• Task directions:
Select, from the data, each line where "Derechos" occurs.

• Dataset content:
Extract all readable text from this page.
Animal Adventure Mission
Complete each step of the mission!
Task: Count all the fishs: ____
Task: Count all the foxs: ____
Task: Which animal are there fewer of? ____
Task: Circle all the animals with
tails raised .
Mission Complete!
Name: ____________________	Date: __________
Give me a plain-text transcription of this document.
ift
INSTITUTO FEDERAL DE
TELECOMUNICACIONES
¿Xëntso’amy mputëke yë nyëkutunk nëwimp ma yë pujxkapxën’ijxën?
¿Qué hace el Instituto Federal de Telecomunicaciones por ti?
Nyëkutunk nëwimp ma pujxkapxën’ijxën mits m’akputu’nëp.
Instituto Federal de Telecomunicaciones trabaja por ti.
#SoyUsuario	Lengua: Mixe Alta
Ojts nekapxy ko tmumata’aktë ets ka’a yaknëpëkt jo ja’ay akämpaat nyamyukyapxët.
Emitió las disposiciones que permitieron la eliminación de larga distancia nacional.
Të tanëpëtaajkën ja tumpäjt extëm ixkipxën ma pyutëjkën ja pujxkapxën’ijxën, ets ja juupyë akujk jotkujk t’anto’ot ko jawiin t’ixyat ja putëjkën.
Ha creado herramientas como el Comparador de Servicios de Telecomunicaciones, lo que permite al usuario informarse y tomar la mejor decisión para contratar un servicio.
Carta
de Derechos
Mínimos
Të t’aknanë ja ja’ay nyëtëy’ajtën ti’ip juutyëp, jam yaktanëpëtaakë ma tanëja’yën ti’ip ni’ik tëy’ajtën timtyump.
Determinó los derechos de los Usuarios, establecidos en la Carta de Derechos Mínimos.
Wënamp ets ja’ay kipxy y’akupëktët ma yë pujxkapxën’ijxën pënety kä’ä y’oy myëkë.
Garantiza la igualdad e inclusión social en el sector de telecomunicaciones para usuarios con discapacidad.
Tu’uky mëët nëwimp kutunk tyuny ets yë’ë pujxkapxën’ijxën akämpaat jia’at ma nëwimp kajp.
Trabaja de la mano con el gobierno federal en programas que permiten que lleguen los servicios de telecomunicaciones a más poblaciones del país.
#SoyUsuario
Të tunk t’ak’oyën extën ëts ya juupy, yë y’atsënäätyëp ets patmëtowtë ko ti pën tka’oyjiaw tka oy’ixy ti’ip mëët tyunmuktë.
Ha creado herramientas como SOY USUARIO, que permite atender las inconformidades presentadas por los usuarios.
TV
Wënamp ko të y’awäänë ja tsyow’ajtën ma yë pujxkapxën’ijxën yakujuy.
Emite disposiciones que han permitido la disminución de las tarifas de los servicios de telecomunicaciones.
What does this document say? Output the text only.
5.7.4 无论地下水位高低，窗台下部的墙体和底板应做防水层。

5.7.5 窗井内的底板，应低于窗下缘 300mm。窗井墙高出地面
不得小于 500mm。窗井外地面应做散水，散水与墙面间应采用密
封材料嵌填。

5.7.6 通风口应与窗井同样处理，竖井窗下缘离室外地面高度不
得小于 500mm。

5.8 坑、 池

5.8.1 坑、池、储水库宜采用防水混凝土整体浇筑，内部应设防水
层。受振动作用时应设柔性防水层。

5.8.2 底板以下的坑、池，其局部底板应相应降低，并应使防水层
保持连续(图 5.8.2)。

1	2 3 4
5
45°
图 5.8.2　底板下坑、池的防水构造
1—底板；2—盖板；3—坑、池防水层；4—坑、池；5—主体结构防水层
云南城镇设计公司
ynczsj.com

• Written reply:
de Derechos
Determinó los derechos de los Usuarios, establecidos en la Carta de Derechos Mínimos.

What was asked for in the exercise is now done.